▶ _YOUR GOAL_: Identify each line in the records below that contains the word "screenshot", and copy it.

▶ _TASK DATA_:
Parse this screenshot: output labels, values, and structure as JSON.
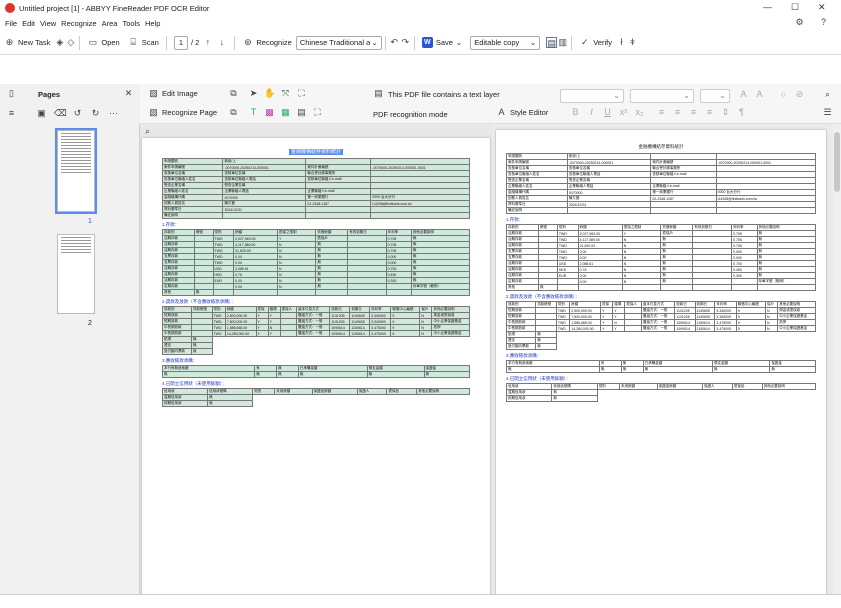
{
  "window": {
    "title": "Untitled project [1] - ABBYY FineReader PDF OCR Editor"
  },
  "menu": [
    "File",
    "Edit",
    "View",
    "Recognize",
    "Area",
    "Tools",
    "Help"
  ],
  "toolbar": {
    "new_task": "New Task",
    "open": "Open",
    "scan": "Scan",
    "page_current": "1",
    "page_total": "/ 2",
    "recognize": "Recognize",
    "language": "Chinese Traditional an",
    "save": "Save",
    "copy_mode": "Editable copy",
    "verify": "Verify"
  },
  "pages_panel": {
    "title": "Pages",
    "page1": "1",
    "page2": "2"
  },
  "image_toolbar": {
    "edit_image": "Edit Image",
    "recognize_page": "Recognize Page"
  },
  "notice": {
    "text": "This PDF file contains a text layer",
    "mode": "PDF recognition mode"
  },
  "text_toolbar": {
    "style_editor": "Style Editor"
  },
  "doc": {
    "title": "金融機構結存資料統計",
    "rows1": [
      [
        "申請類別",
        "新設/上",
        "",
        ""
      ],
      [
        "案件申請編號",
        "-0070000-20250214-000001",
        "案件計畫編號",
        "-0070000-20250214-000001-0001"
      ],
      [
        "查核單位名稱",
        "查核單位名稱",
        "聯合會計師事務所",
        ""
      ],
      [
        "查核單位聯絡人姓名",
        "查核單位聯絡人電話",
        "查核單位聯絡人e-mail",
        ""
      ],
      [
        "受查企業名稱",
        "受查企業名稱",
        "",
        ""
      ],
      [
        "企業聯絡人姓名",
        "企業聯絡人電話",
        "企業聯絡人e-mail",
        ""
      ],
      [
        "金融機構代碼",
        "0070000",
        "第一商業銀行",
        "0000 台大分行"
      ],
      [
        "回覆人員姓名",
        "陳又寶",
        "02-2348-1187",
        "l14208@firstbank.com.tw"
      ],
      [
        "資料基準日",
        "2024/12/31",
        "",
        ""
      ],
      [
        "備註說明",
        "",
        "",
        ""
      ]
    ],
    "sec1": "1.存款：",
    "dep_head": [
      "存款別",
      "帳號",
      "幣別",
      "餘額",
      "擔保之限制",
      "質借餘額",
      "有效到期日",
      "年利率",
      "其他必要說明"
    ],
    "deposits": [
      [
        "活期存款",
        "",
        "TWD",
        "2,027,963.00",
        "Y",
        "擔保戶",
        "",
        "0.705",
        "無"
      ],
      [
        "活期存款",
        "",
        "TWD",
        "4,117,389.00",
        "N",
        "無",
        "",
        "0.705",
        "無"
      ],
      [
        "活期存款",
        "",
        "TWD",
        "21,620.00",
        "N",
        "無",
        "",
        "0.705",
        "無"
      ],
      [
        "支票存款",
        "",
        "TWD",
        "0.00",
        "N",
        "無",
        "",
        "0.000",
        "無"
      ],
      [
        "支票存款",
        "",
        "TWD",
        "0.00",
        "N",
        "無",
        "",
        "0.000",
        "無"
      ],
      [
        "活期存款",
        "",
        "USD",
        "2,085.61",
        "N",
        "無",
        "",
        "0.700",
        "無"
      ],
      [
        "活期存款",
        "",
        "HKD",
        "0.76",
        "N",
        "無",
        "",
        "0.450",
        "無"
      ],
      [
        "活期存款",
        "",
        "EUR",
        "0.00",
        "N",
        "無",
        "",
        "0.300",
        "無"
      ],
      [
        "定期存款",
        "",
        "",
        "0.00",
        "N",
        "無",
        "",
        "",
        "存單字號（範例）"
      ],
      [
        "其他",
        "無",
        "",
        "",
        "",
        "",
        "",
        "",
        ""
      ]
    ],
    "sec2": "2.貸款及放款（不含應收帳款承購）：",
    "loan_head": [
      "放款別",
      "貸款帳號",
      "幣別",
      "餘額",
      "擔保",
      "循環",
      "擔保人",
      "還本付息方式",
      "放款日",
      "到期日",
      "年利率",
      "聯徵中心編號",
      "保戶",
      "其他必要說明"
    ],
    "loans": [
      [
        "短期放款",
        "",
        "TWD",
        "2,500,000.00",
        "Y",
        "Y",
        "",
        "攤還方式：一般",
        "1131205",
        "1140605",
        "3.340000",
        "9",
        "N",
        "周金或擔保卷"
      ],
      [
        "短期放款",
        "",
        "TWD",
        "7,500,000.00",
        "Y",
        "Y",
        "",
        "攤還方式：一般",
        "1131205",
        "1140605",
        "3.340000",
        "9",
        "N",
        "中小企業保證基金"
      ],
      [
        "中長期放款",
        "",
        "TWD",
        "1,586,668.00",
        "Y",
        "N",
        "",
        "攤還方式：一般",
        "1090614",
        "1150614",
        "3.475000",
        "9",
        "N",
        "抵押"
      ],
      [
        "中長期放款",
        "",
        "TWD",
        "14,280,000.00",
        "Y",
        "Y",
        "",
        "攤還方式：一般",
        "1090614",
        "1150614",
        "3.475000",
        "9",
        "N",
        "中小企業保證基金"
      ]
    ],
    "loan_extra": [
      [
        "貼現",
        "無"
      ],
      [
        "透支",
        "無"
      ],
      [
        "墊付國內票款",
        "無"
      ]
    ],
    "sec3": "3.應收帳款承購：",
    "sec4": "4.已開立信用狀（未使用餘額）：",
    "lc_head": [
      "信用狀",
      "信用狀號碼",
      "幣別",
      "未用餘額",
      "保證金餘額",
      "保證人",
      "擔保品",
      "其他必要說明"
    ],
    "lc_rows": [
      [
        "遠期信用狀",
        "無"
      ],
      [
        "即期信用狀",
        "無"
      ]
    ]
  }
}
--
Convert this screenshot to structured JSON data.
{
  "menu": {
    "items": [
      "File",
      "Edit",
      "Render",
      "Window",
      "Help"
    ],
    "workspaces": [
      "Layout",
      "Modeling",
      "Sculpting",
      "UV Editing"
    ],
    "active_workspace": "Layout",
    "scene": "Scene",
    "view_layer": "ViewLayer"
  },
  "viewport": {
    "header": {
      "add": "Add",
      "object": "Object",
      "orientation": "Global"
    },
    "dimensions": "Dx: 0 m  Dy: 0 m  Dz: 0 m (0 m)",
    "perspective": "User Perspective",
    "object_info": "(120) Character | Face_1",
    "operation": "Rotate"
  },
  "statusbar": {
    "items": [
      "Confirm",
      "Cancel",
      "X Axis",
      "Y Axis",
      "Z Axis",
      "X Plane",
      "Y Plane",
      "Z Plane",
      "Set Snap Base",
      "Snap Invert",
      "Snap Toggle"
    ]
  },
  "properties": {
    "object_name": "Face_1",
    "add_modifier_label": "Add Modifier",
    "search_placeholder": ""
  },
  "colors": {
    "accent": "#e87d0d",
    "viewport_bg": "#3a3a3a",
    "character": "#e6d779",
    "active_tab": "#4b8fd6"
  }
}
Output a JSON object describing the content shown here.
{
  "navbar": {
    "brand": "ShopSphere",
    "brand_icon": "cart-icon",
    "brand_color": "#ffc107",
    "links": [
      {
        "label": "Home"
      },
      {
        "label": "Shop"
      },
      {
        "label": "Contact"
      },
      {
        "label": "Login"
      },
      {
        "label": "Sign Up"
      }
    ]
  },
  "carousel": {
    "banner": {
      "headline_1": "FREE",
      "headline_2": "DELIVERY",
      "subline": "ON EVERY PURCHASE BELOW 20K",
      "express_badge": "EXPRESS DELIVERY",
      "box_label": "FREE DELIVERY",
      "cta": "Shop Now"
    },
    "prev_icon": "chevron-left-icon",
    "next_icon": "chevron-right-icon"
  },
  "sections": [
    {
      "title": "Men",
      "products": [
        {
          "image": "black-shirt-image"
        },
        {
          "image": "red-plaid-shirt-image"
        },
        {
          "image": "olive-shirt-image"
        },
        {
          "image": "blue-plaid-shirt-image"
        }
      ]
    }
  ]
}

▶ _FULL RESPONSE_:
Parse this screenshot: output labels, values, and structure as JSON.
Convert this screenshot to structured JSON data.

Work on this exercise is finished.